-- start of DATASET --
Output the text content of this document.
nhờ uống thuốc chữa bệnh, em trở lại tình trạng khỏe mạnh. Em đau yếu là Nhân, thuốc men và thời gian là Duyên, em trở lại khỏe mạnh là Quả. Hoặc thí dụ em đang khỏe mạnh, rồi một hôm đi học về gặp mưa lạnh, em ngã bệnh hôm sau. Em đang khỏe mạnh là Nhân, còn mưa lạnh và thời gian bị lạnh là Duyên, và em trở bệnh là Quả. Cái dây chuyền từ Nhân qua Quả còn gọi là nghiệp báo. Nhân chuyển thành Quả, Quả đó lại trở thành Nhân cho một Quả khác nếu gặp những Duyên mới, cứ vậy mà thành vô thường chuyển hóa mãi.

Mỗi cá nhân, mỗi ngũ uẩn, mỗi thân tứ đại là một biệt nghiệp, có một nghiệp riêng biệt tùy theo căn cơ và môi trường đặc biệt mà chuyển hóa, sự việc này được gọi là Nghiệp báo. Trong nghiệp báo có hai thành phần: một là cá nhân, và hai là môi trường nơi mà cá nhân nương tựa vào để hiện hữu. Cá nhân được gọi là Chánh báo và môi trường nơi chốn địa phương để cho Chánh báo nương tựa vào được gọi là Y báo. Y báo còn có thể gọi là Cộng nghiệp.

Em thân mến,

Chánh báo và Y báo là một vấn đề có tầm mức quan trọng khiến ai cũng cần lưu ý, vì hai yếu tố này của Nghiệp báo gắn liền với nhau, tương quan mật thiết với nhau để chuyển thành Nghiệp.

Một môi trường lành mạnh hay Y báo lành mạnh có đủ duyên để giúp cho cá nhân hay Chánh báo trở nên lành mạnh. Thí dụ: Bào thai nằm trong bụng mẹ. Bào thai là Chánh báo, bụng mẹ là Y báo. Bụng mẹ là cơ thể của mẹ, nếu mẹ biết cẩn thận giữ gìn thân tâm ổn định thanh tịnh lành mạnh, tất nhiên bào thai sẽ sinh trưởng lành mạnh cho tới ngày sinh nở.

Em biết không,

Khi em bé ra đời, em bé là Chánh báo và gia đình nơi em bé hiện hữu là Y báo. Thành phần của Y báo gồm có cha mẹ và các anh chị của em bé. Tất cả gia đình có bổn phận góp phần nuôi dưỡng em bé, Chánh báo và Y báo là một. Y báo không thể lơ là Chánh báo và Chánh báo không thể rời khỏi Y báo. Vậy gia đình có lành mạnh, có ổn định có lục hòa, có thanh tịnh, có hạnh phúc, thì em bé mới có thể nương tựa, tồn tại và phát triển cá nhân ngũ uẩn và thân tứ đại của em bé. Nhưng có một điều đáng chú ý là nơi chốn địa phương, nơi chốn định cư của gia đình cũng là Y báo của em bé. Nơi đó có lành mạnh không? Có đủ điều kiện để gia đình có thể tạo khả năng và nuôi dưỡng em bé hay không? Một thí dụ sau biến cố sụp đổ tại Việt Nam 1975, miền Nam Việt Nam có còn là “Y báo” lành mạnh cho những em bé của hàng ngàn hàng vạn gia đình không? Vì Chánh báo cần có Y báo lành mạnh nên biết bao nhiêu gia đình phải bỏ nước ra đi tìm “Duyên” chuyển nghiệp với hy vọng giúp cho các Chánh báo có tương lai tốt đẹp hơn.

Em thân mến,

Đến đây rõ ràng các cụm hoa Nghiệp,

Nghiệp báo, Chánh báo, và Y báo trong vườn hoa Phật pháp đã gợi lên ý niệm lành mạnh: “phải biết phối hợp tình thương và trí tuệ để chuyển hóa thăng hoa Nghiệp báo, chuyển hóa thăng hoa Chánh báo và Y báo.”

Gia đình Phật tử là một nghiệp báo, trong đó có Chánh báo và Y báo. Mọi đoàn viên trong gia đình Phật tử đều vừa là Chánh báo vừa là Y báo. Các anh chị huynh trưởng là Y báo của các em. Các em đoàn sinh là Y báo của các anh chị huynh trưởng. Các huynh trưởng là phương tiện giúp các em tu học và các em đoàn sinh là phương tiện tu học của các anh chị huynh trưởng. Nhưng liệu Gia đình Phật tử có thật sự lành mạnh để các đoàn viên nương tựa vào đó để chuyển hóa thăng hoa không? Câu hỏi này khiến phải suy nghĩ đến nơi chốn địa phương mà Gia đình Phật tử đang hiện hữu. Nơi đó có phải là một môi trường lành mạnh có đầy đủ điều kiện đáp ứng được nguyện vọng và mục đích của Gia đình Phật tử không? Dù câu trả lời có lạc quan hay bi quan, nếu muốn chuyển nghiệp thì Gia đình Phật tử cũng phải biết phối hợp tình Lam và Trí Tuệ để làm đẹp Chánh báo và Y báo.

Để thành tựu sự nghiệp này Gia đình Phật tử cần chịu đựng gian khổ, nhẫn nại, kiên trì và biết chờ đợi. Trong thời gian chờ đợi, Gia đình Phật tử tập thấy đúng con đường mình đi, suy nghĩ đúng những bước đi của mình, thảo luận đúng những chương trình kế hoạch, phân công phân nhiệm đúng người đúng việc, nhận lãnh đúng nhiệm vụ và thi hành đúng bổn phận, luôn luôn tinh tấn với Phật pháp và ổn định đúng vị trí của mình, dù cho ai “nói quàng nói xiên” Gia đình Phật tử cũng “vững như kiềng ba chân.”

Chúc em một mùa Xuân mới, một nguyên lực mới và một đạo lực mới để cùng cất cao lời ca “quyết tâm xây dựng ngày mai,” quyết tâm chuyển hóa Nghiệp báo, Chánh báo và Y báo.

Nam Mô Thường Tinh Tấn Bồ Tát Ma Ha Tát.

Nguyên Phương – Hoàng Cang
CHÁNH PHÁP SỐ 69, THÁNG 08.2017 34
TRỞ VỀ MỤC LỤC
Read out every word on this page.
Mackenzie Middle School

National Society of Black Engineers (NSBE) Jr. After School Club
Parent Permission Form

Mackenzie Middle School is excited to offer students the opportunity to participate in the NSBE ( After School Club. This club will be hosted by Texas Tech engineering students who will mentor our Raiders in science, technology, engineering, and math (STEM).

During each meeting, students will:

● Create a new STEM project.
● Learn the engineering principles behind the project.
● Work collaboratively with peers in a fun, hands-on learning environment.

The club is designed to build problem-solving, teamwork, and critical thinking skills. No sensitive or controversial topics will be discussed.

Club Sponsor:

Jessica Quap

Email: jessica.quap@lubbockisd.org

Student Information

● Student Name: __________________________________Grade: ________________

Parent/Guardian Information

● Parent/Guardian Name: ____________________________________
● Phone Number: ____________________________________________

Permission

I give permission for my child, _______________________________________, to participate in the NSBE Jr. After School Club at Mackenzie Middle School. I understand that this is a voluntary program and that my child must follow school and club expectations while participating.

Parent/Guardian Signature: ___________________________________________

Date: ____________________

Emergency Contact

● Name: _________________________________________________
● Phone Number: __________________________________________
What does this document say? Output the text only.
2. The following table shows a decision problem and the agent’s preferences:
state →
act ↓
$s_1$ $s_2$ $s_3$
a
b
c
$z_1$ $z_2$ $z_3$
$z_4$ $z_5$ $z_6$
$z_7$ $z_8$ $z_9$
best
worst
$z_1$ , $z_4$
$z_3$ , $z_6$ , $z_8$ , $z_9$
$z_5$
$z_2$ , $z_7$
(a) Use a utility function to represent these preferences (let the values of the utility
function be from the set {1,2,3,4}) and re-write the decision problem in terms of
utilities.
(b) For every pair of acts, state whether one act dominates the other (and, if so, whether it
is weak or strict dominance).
-- end of DATASET --
EXERCISE BRIEF: Set down only these lines, exactly: the line containing "What does this" and each line after it, through the end of the listing.

FULL ANSWER:
What does this document say? Output the text only.
2. The following table shows a decision problem and the agent’s preferences:
state →
act ↓
$s_1$ $s_2$ $s_3$
a
b
c
$z_1$ $z_2$ $z_3$
$z_4$ $z_5$ $z_6$
$z_7$ $z_8$ $z_9$
best
worst
$z_1$ , $z_4$
$z_3$ , $z_6$ , $z_8$ , $z_9$
$z_5$
$z_2$ , $z_7$
(a) Use a utility function to represent these preferences (let the values of the utility
function be from the set {1,2,3,4}) and re-write the decision problem in terms of
utilities.
(b) For every pair of acts, state whether one act dominates the other (and, if so, whether it
is weak or strict dominance).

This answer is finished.